Prompt: All of the material below is to be repeated exactly.

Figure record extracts
------------------------
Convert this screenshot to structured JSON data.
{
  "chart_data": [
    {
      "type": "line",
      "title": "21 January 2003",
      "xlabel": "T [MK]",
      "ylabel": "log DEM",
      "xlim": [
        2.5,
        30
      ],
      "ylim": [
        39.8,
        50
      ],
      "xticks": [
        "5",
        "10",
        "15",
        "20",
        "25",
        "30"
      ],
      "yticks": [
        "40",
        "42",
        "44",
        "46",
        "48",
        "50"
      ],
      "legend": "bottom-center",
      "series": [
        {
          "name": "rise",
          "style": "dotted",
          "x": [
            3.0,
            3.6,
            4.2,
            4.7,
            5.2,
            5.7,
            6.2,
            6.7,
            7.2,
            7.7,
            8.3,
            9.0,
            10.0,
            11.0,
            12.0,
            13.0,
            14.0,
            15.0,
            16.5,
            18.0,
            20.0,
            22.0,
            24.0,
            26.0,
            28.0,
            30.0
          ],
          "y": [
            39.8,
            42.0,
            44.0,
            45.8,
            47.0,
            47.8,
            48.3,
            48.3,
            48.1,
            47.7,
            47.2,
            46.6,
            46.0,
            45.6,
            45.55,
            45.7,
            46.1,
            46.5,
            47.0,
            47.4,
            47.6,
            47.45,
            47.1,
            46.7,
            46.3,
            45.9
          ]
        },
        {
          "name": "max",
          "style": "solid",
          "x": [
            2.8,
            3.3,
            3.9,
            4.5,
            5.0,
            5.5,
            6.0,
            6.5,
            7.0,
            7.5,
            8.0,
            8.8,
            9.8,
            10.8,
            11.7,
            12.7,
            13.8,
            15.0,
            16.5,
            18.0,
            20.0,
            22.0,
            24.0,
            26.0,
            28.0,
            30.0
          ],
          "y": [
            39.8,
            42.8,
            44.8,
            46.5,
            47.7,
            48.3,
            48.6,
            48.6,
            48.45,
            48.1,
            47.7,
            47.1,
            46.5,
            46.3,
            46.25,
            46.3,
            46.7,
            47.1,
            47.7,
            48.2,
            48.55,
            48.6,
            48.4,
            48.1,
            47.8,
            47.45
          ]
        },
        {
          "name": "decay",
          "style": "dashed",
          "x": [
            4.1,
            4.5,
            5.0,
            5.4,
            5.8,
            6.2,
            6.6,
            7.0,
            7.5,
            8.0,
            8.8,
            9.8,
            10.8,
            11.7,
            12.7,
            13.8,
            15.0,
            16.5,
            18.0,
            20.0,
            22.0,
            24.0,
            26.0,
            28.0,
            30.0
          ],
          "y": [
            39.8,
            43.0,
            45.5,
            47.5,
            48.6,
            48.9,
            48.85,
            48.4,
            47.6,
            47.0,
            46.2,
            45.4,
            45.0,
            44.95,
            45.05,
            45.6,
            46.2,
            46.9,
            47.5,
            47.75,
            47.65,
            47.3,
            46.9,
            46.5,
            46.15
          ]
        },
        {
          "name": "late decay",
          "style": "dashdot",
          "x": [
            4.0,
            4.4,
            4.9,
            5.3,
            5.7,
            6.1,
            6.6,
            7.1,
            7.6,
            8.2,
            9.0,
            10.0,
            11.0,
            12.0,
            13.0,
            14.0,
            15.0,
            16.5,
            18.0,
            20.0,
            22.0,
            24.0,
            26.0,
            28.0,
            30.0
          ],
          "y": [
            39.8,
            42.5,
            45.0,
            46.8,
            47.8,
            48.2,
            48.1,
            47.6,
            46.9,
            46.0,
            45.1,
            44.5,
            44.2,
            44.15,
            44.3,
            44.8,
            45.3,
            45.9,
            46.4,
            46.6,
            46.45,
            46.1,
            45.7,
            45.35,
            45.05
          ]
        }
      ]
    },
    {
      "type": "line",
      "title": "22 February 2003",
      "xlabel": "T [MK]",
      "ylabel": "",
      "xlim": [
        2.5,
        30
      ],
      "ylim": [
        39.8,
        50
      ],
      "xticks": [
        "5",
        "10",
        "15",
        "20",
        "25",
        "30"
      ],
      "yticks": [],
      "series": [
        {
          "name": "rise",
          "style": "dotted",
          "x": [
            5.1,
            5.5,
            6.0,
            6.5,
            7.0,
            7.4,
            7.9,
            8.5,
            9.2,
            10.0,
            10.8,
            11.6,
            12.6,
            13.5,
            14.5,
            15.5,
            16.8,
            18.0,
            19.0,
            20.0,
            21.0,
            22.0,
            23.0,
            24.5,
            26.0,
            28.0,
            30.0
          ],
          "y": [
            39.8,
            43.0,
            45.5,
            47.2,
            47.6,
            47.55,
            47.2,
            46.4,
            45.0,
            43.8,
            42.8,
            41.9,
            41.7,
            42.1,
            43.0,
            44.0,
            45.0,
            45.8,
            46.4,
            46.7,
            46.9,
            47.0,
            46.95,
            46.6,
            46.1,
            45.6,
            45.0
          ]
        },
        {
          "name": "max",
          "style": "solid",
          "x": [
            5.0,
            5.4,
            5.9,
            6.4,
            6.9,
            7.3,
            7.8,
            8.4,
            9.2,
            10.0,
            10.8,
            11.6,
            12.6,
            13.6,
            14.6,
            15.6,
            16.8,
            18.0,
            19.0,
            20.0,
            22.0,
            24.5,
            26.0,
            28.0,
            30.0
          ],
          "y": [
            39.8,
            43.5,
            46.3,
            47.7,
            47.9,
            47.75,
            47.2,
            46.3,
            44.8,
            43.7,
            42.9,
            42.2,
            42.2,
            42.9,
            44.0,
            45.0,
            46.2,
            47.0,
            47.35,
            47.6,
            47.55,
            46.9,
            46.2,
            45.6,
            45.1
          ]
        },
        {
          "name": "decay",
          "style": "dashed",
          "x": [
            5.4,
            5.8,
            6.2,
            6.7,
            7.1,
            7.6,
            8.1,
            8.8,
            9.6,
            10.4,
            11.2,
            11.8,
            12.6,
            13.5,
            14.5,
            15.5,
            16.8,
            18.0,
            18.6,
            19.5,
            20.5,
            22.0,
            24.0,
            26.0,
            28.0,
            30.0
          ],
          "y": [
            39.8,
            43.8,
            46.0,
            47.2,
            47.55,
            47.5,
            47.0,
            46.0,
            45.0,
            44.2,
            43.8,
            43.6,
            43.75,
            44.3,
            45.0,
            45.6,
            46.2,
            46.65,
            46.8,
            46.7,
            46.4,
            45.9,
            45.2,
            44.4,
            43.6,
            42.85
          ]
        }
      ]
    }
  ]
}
------------------------
Expected answer:
Convert this screenshot to structured JSON data.
{
  "chart_data": [
    {
      "type": "line",
      "title": "21 January 2003",
      "xlabel": "T [MK]",
      "ylabel": "log DEM",
      "xlim": [
        2.5,
        30
      ],
      "ylim": [
        39.8,
        50
      ],
      "xticks": [
        "5",
        "10",
        "15",
        "20",
        "25",
        "30"
      ],
      "yticks": [
        "40",
        "42",
        "44",
        "46",
        "48",
        "50"
      ],
      "legend": "bottom-center",
      "series": [
        {
          "name": "rise",
          "style": "dotted",
          "x": [
            3.0,
            3.6,
            4.2,
            4.7,
            5.2,
            5.7,
            6.2,
            6.7,
            7.2,
            7.7,
            8.3,
            9.0,
            10.0,
            11.0,
            12.0,
            13.0,
            14.0,
            15.0,
            16.5,
            18.0,
            20.0,
            22.0,
            24.0,
            26.0,
            28.0,
            30.0
          ],
          "y": [
            39.8,
            42.0,
            44.0,
            45.8,
            47.0,
            47.8,
            48.3,
            48.3,
            48.1,
            47.7,
            47.2,
            46.6,
            46.0,
            45.6,
            45.55,
            45.7,
            46.1,
            46.5,
            47.0,
            47.4,
            47.6,
            47.45,
            47.1,
            46.7,
            46.3,
            45.9
          ]
        },
        {
          "name": "max",
          "style": "solid",
          "x": [
            2.8,
            3.3,
            3.9,
            4.5,
            5.0,
            5.5,
            6.0,
            6.5,
            7.0,
            7.5,
            8.0,
            8.8,
            9.8,
            10.8,
            11.7,
            12.7,
            13.8,
            15.0,
            16.5,
            18.0,
            20.0,
            22.0,
            24.0,
            26.0,
            28.0,
            30.0
          ],
          "y": [
            39.8,
            42.8,
            44.8,
            46.5,
            47.7,
            48.3,
            48.6,
            48.6,
            48.45,
            48.1,
            47.7,
            47.1,
            46.5,
            46.3,
            46.25,
            46.3,
            46.7,
            47.1,
            47.7,
            48.2,
            48.55,
            48.6,
            48.4,
            48.1,
            47.8,
            47.45
          ]
        },
        {
          "name": "decay",
          "style": "dashed",
          "x": [
            4.1,
            4.5,
            5.0,
            5.4,
            5.8,
            6.2,
            6.6,
            7.0,
            7.5,
            8.0,
            8.8,
            9.8,
            10.8,
            11.7,
            12.7,
            13.8,
            15.0,
            16.5,
            18.0,
            20.0,
            22.0,
            24.0,
            26.0,
            28.0,
            30.0
          ],
          "y": [
            39.8,
            43.0,
            45.5,
            47.5,
            48.6,
            48.9,
            48.85,
            48.4,
            47.6,
            47.0,
            46.2,
            45.4,
            45.0,
            44.95,
            45.05,
            45.6,
            46.2,
            46.9,
            47.5,
            47.75,
            47.65,
            47.3,
            46.9,
            46.5,
            46.15
          ]
        },
        {
          "name": "late decay",
          "style": "dashdot",
          "x": [
            4.0,
            4.4,
            4.9,
            5.3,
            5.7,
            6.1,
            6.6,
            7.1,
            7.6,
            8.2,
            9.0,
            10.0,
            11.0,
            12.0,
            13.0,
            14.0,
            15.0,
            16.5,
            18.0,
            20.0,
            22.0,
            24.0,
            26.0,
            28.0,
            30.0
          ],
          "y": [
            39.8,
            42.5,
            45.0,
            46.8,
            47.8,
            48.2,
            48.1,
            47.6,
            46.9,
            46.0,
            45.1,
            44.5,
            44.2,
            44.15,
            44.3,
            44.8,
            45.3,
            45.9,
            46.4,
            46.6,
            46.45,
            46.1,
            45.7,
            45.35,
            45.05
          ]
        }
      ]
    },
    {
      "type": "line",
      "title": "22 February 2003",
      "xlabel": "T [MK]",
      "ylabel": "",
      "xlim": [
        2.5,
        30
      ],
      "ylim": [
        39.8,
        50
      ],
      "xticks": [
        "5",
        "10",
        "15",
        "20",
        "25",
        "30"
      ],
      "yticks": [],
      "series": [
        {
          "name": "rise",
          "style": "dotted",
          "x": [
            5.1,
            5.5,
            6.0,
            6.5,
            7.0,
            7.4,
            7.9,
            8.5,
            9.2,
            10.0,
            10.8,
            11.6,
            12.6,
            13.5,
            14.5,
            15.5,
            16.8,
            18.0,
            19.0,
            20.0,
            21.0,
            22.0,
            23.0,
            24.5,
            26.0,
            28.0,
            30.0
          ],
          "y": [
            39.8,
            43.0,
            45.5,
            47.2,
            47.6,
            47.55,
            47.2,
            46.4,
            45.0,
            43.8,
            42.8,
            41.9,
            41.7,
            42.1,
            43.0,
            44.0,
            45.0,
            45.8,
            46.4,
            46.7,
            46.9,
            47.0,
            46.95,
            46.6,
            46.1,
            45.6,
            45.0
          ]
        },
        {
          "name": "max",
          "style": "solid",
          "x": [
            5.0,
            5.4,
            5.9,
            6.4,
            6.9,
            7.3,
            7.8,
            8.4,
            9.2,
            10.0,
            10.8,
            11.6,
            12.6,
            13.6,
            14.6,
            15.6,
            16.8,
            18.0,
            19.0,
            20.0,
            22.0,
            24.5,
            26.0,
            28.0,
            30.0
          ],
          "y": [
            39.8,
            43.5,
            46.3,
            47.7,
            47.9,
            47.75,
            47.2,
            46.3,
            44.8,
            43.7,
            42.9,
            42.2,
            42.2,
            42.9,
            44.0,
            45.0,
            46.2,
            47.0,
            47.35,
            47.6,
            47.55,
            46.9,
            46.2,
            45.6,
            45.1
          ]
        },
        {
          "name": "decay",
          "style": "dashed",
          "x": [
            5.4,
            5.8,
            6.2,
            6.7,
            7.1,
            7.6,
            8.1,
            8.8,
            9.6,
            10.4,
            11.2,
            11.8,
            12.6,
            13.5,
            14.5,
            15.5,
            16.8,
            18.0,
            18.6,
            19.5,
            20.5,
            22.0,
            24.0,
            26.0,
            28.0,
            30.0
          ],
          "y": [
            39.8,
            43.8,
            46.0,
            47.2,
            47.55,
            47.5,
            47.0,
            46.0,
            45.0,
            44.2,
            43.8,
            43.6,
            43.75,
            44.3,
            45.0,
            45.6,
            46.2,
            46.65,
            46.8,
            46.7,
            46.4,
            45.9,
            45.2,
            44.4,
            43.6,
            42.85
          ]
        }
      ]
    }
  ]
}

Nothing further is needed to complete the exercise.